**OBJECTIVE**
Take every line that has the string "place" and copy it out.

**DATA**
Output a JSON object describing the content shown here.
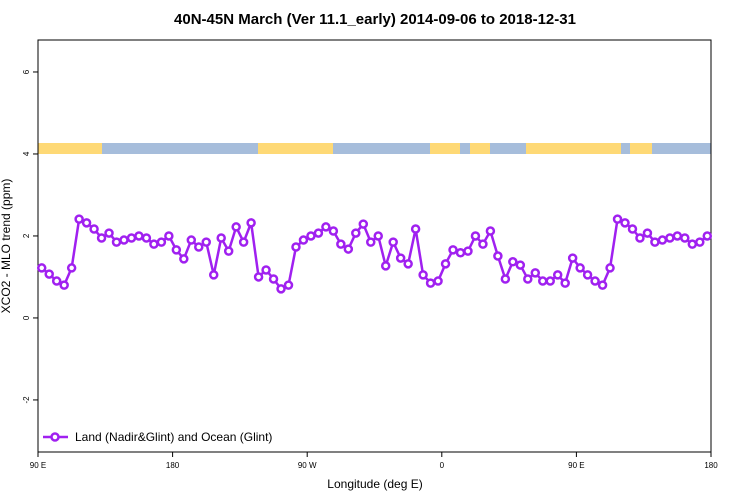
{
  "chart_data": {
    "type": "line",
    "title": "40N-45N March (Ver 11.1_early)   2014-09-06 to 2018-12-31",
    "x_label": "Longitude (deg E)",
    "y_label": "XCO2 - MLO trend (ppm)",
    "xlim": [
      90,
      540
    ],
    "ylim": [
      -3.27,
      6.78
    ],
    "xticks": [
      {
        "value": 90,
        "label": "90 E"
      },
      180,
      {
        "value": 270,
        "label": "90 W"
      },
      {
        "value": 360,
        "label": "0"
      },
      {
        "value": 450,
        "label": "90 E"
      },
      {
        "value": 540,
        "label": "180"
      }
    ],
    "yticks": [
      -2,
      0,
      2,
      4,
      6
    ],
    "legend": "bottom-left",
    "x": [
      92.5,
      97.5,
      102.5,
      107.5,
      112.5,
      117.5,
      122.5,
      127.5,
      132.5,
      137.5,
      142.5,
      147.5,
      152.5,
      157.5,
      162.5,
      167.5,
      172.5,
      177.5,
      182.5,
      187.5,
      192.5,
      197.5,
      202.5,
      207.5,
      212.5,
      217.5,
      222.5,
      227.5,
      232.5,
      237.5,
      242.5,
      247.5,
      252.5,
      257.5,
      262.5,
      267.5,
      272.5,
      277.5,
      282.5,
      287.5,
      292.5,
      297.5,
      302.5,
      307.5,
      312.5,
      317.5,
      322.5,
      327.5,
      332.5,
      337.5,
      342.5,
      347.5,
      352.5,
      357.5,
      362.5,
      367.5,
      372.5,
      377.5,
      382.5,
      387.5,
      392.5,
      397.5,
      402.5,
      407.5,
      412.5,
      417.5,
      422.5,
      427.5,
      432.5,
      437.5,
      442.5,
      447.5,
      452.5,
      457.5,
      462.5,
      467.5,
      472.5,
      477.5,
      482.5,
      487.5,
      492.5,
      497.5,
      502.5,
      507.5,
      512.5,
      517.5,
      522.5,
      527.5,
      532.5,
      537.5
    ],
    "series": [
      {
        "name": "Land (Nadir&Glint) and Ocean (Glint)",
        "color": "#a020f0",
        "values": [
          1.22,
          1.07,
          0.9,
          0.8,
          1.22,
          2.41,
          2.32,
          2.17,
          1.95,
          2.07,
          1.85,
          1.9,
          1.95,
          2.0,
          1.95,
          1.8,
          1.85,
          2.0,
          1.66,
          1.44,
          1.9,
          1.73,
          1.85,
          1.05,
          1.95,
          1.63,
          2.22,
          1.85,
          2.32,
          1.0,
          1.17,
          0.95,
          0.71,
          0.8,
          1.73,
          1.9,
          2.0,
          2.07,
          2.22,
          2.12,
          1.8,
          1.68,
          2.07,
          2.29,
          1.85,
          2.0,
          1.27,
          1.85,
          1.46,
          1.32,
          2.17,
          1.05,
          0.85,
          0.9,
          1.32,
          1.66,
          1.59,
          1.63,
          2.0,
          1.8,
          2.12,
          1.51,
          0.95,
          1.37,
          1.29,
          0.95,
          1.1,
          0.9,
          0.9,
          1.05,
          0.85,
          1.46,
          1.22,
          1.05,
          0.9,
          0.8,
          1.22,
          2.41,
          2.32,
          2.17,
          1.95,
          2.07,
          1.85,
          1.9,
          1.95,
          2.0,
          1.95,
          1.8,
          1.85,
          2.0
        ]
      }
    ]
  }
}
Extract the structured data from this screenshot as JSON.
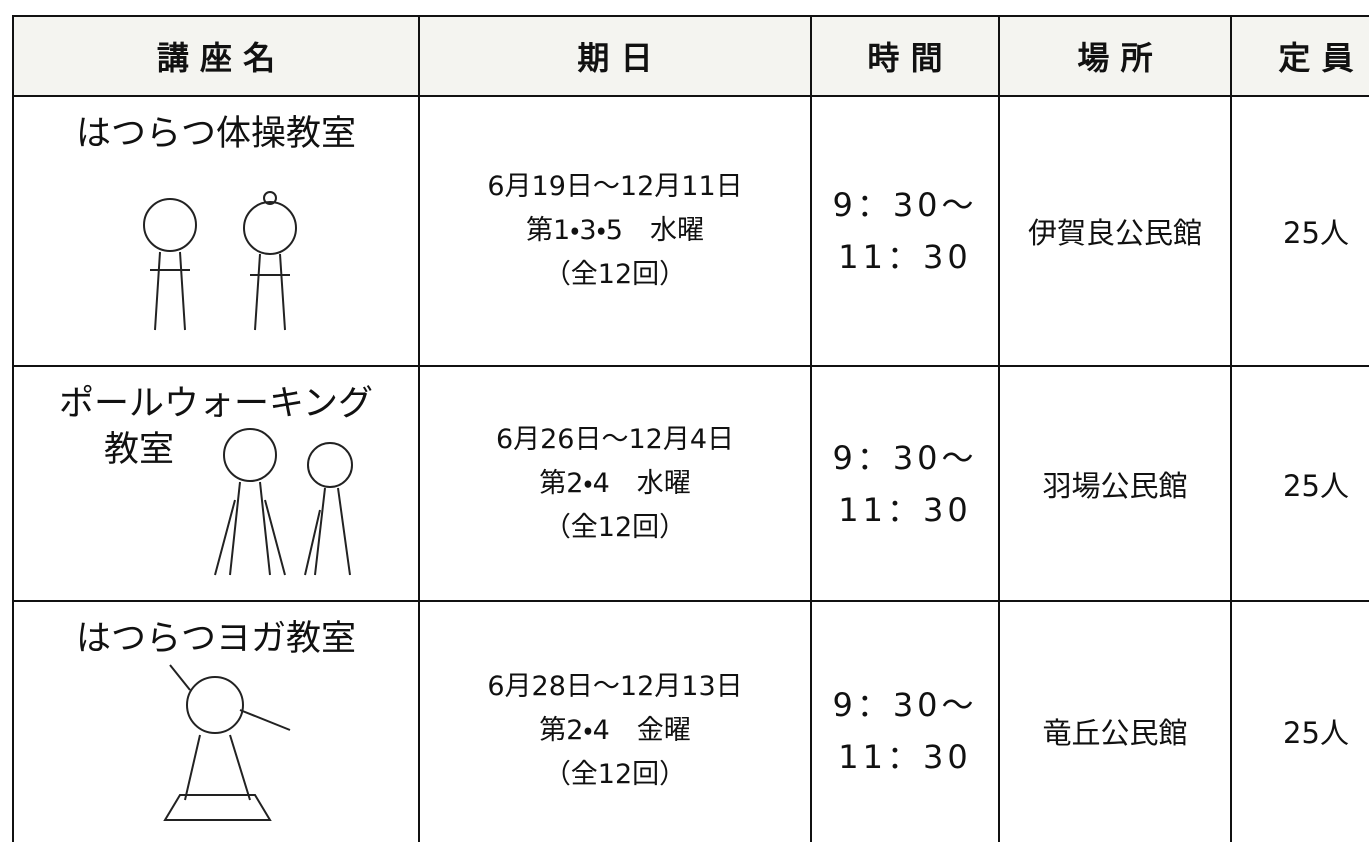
{
  "table": {
    "header": [
      "講 座 名",
      "期 日",
      "時 間",
      "場 所",
      "定 員"
    ],
    "rows": [
      {
        "name": [
          "はつらつ体操教室"
        ],
        "dates": [
          "6月19日～12月11日",
          "第1・3・5　水曜",
          "（全12回）"
        ],
        "time": [
          "9：30～",
          "11：30"
        ],
        "place": "伊賀良公民館",
        "capacity": "25人"
      },
      {
        "name": [
          "ポールウォーキング",
          "教室"
        ],
        "dates": [
          "6月26日～12月4日",
          "第2・4　水曜",
          "（全12回）"
        ],
        "time": [
          "9：30～",
          "11：30"
        ],
        "place": "羽場公民館",
        "capacity": "25人"
      },
      {
        "name": [
          "はつらつヨガ教室"
        ],
        "dates": [
          "6月28日～12月13日",
          "第2・4　金曜",
          "（全12回）"
        ],
        "time": [
          "9：30～",
          "11：30"
        ],
        "place": "竜丘公民館",
        "capacity": "25人"
      }
    ]
  }
}
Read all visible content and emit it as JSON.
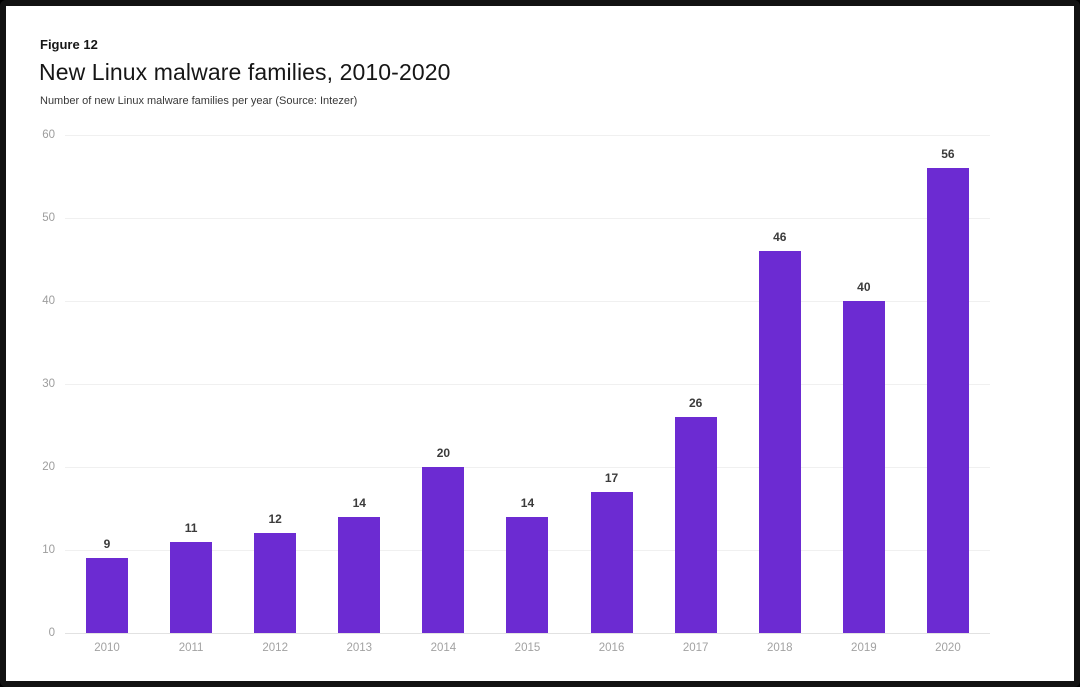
{
  "header": {
    "figure_label": "Figure 12",
    "title": "New Linux malware families, 2010-2020",
    "subtitle": "Number of new Linux malware families per year (Source: Intezer)"
  },
  "chart_data": {
    "type": "bar",
    "categories": [
      "2010",
      "2011",
      "2012",
      "2013",
      "2014",
      "2015",
      "2016",
      "2017",
      "2018",
      "2019",
      "2020"
    ],
    "values": [
      9,
      11,
      12,
      14,
      20,
      14,
      17,
      26,
      46,
      40,
      56
    ],
    "title": "New Linux malware families, 2010-2020",
    "xlabel": "",
    "ylabel": "",
    "ylim": [
      0,
      60
    ],
    "y_ticks": [
      0,
      10,
      20,
      30,
      40,
      50,
      60
    ],
    "grid": true,
    "value_labels": true,
    "legend": "none"
  },
  "colors": {
    "bar": "#6c2bd2",
    "gridline": "#f0f0f0",
    "baseline": "#e2e2e2",
    "axis_text": "#9d9d9d",
    "value_label": "#3b3b3b",
    "title_text": "#161616",
    "frame": "#121212",
    "background": "#ffffff"
  }
}
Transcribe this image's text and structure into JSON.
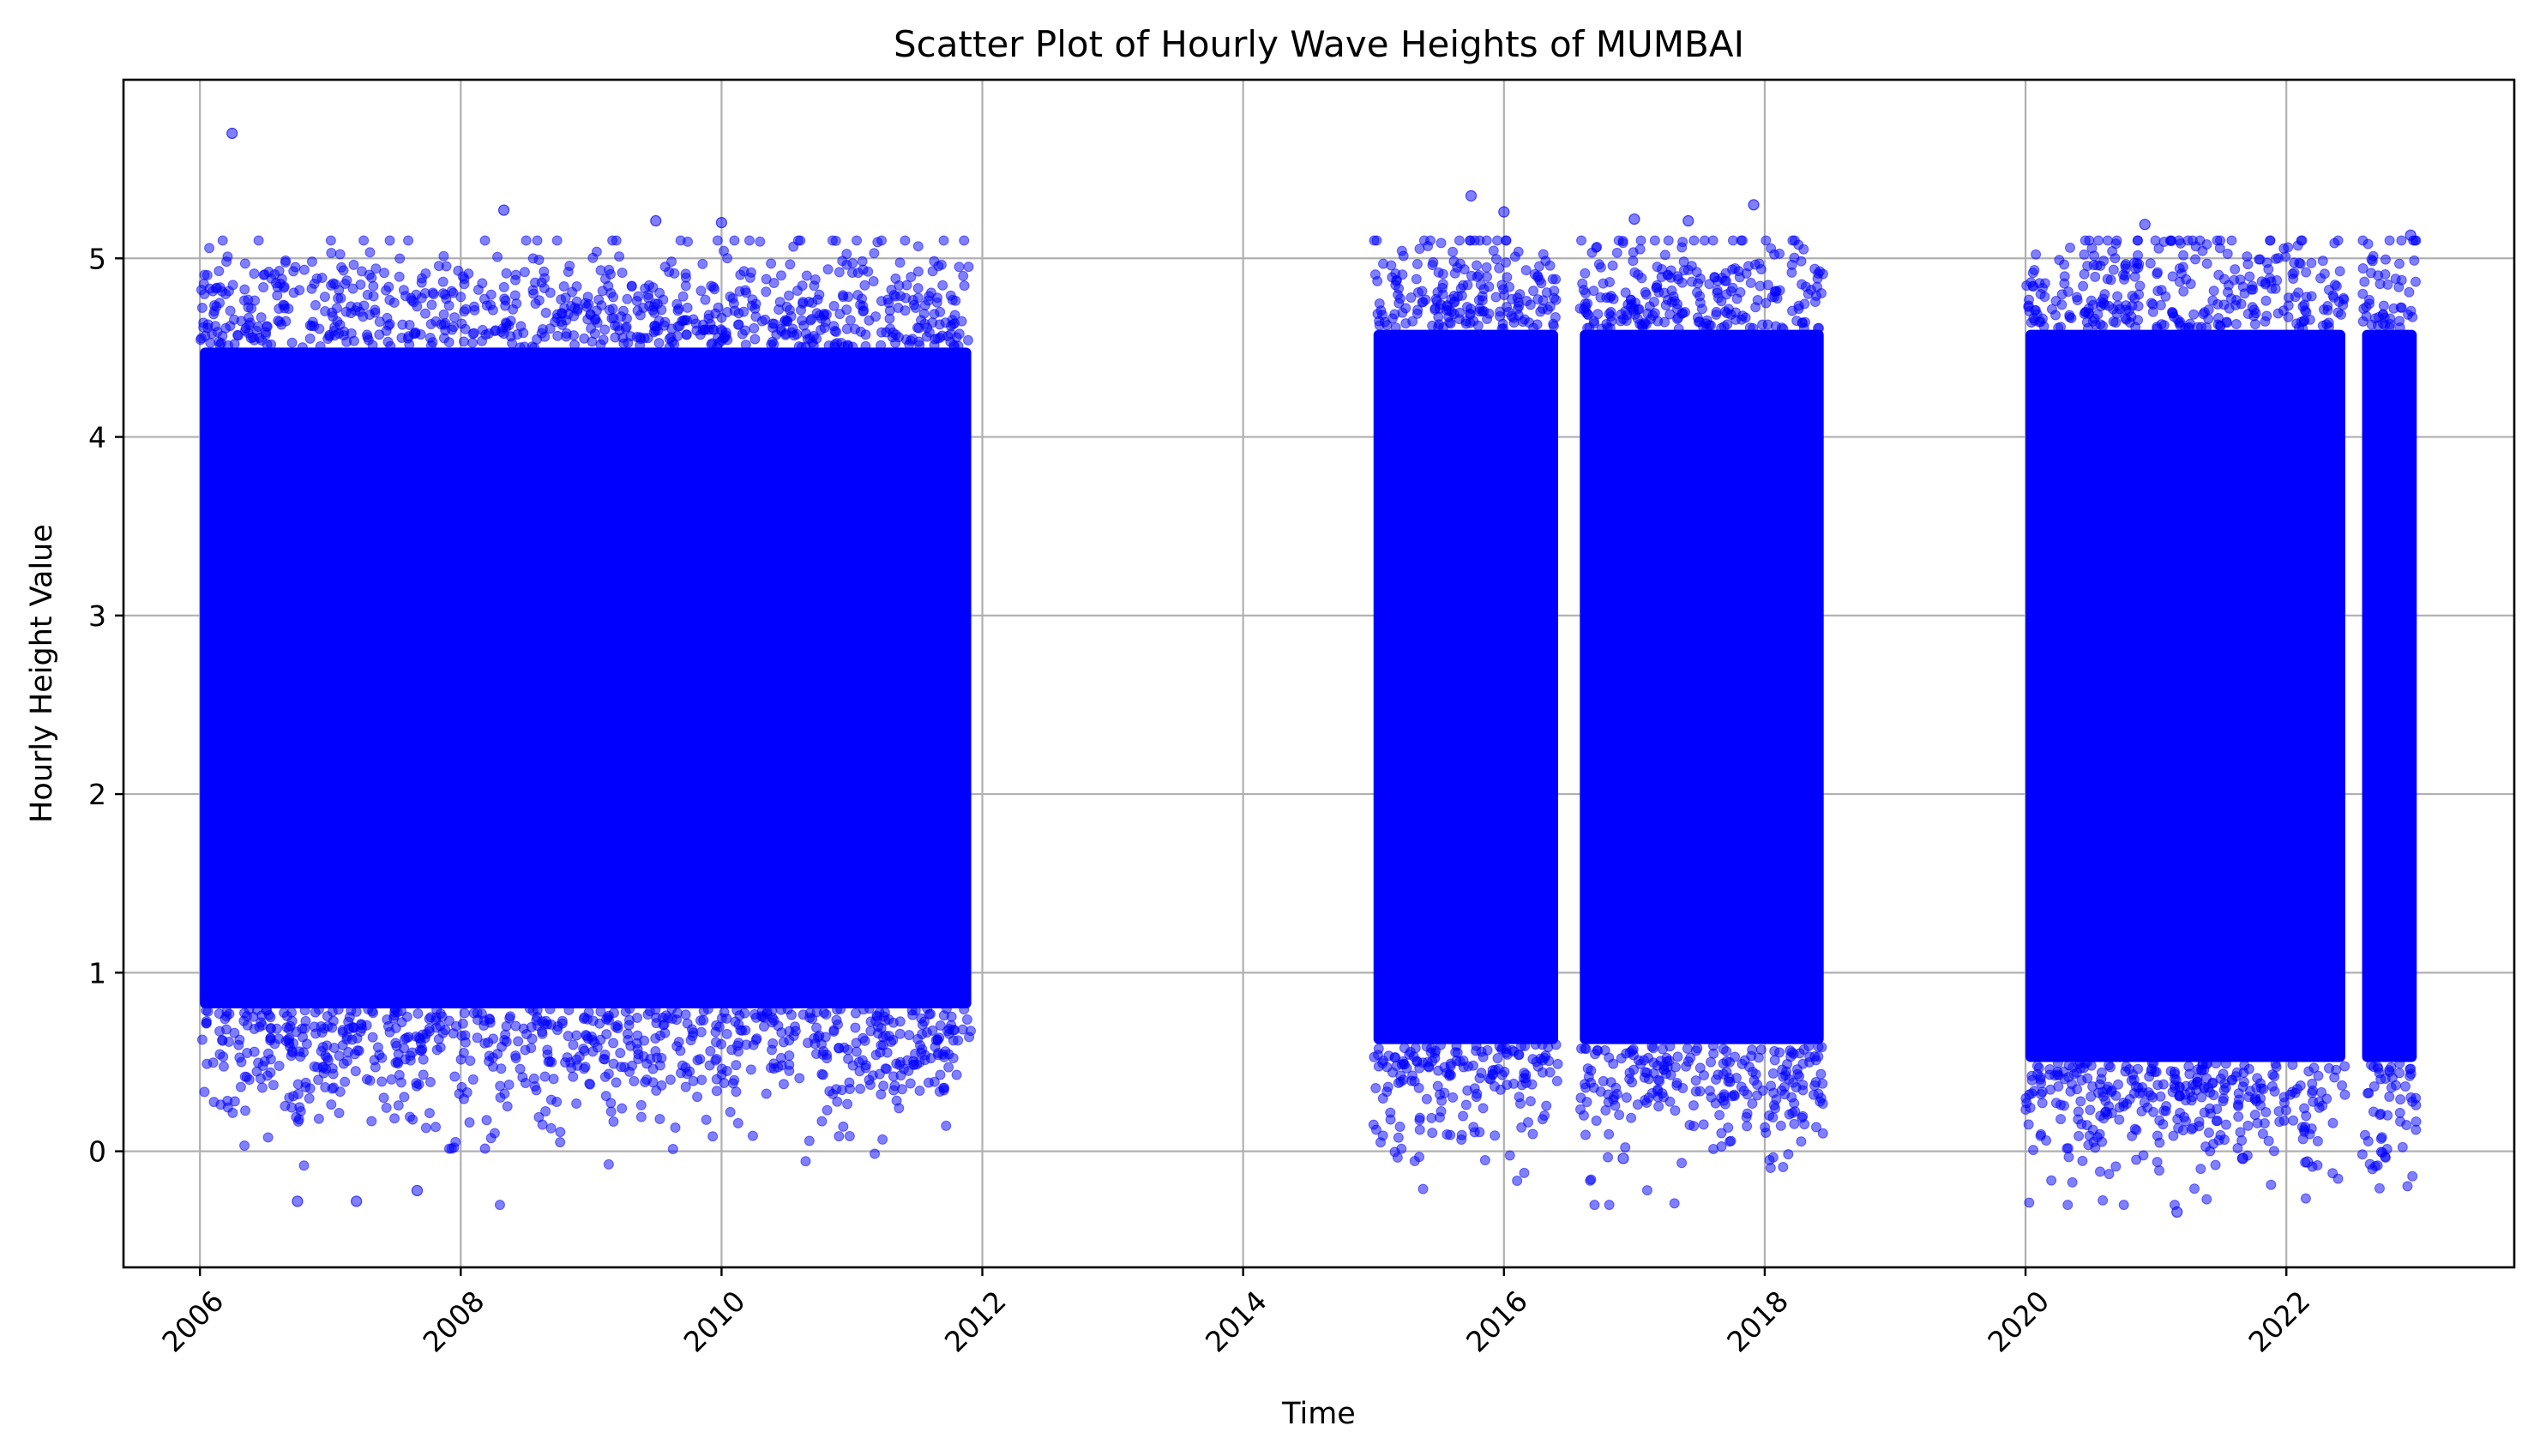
{
  "chart_data": {
    "type": "scatter",
    "title": "Scatter Plot of Hourly Wave Heights of MUMBAI",
    "xlabel": "Time",
    "ylabel": "Hourly Height Value",
    "x_axis_type": "date",
    "xlim": [
      "2005-06-01",
      "2023-10-01"
    ],
    "ylim": [
      -0.65,
      6.0
    ],
    "x_ticks": [
      "2006",
      "2008",
      "2010",
      "2012",
      "2014",
      "2016",
      "2018",
      "2020",
      "2022"
    ],
    "x_tick_rotation_deg": 45,
    "y_ticks": [
      0,
      1,
      2,
      3,
      4,
      5
    ],
    "grid": true,
    "marker_color": "#0000ff",
    "marker_alpha": 0.5,
    "series": [
      {
        "segments": [
          {
            "start": "2006-01-01",
            "end": "2011-12-01",
            "dense_min": 0.8,
            "dense_max": 4.5
          },
          {
            "start": "2015-01-01",
            "end": "2016-06-01",
            "dense_min": 0.6,
            "dense_max": 4.6
          },
          {
            "start": "2016-08-01",
            "end": "2018-06-15",
            "dense_min": 0.6,
            "dense_max": 4.6
          },
          {
            "start": "2020-01-01",
            "end": "2022-06-15",
            "dense_min": 0.5,
            "dense_max": 4.6
          },
          {
            "start": "2022-08-01",
            "end": "2023-01-01",
            "dense_min": 0.5,
            "dense_max": 4.6
          }
        ],
        "extremes": [
          {
            "x": "2006-04-01",
            "y": 5.7
          },
          {
            "x": "2008-05-01",
            "y": 5.27
          },
          {
            "x": "2009-07-01",
            "y": 5.21
          },
          {
            "x": "2010-01-01",
            "y": 5.2
          },
          {
            "x": "2015-10-01",
            "y": 5.35
          },
          {
            "x": "2016-01-01",
            "y": 5.26
          },
          {
            "x": "2017-01-01",
            "y": 5.22
          },
          {
            "x": "2017-06-01",
            "y": 5.21
          },
          {
            "x": "2017-12-01",
            "y": 5.3
          },
          {
            "x": "2020-12-01",
            "y": 5.19
          },
          {
            "x": "2022-12-15",
            "y": 5.13
          },
          {
            "x": "2006-10-01",
            "y": -0.28
          },
          {
            "x": "2007-03-15",
            "y": -0.28
          },
          {
            "x": "2007-09-01",
            "y": -0.22
          },
          {
            "x": "2016-12-01",
            "y": -0.04
          },
          {
            "x": "2021-03-01",
            "y": -0.34
          },
          {
            "x": "2021-09-01",
            "y": -0.04
          },
          {
            "x": "2022-03-01",
            "y": -0.06
          }
        ]
      }
    ]
  }
}
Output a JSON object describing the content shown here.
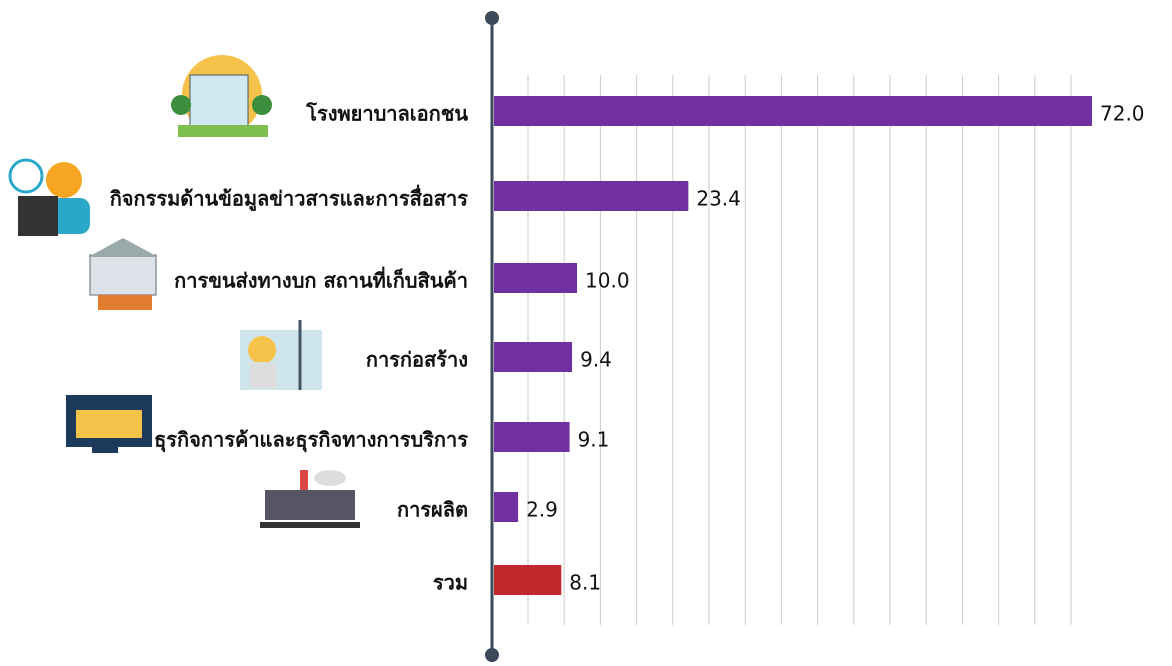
{
  "chart_data": {
    "type": "bar",
    "orientation": "horizontal",
    "categories": [
      "โรงพยาบาลเอกชน",
      "กิจกรรมด้านข้อมูลข่าวสารและการสื่อสาร",
      "การขนส่งทางบก สถานที่เก็บสินค้า",
      "การก่อสร้าง",
      "ธุรกิจการค้าและธุรกิจทางการบริการ",
      "การผลิต",
      "รวม"
    ],
    "values": [
      72.0,
      23.4,
      10.0,
      9.4,
      9.1,
      2.9,
      8.1
    ],
    "value_labels": [
      "72.0",
      "23.4",
      "10.0",
      "9.4",
      "9.1",
      "2.9",
      "8.1"
    ],
    "colors": [
      "#7030a0",
      "#7030a0",
      "#7030a0",
      "#7030a0",
      "#7030a0",
      "#7030a0",
      "#c0272d"
    ]
  }
}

**FULL ANSWER**
        "place": "伊賀良公民館",
        "place": "羽場公民館",
        "place": "竜丘公民館",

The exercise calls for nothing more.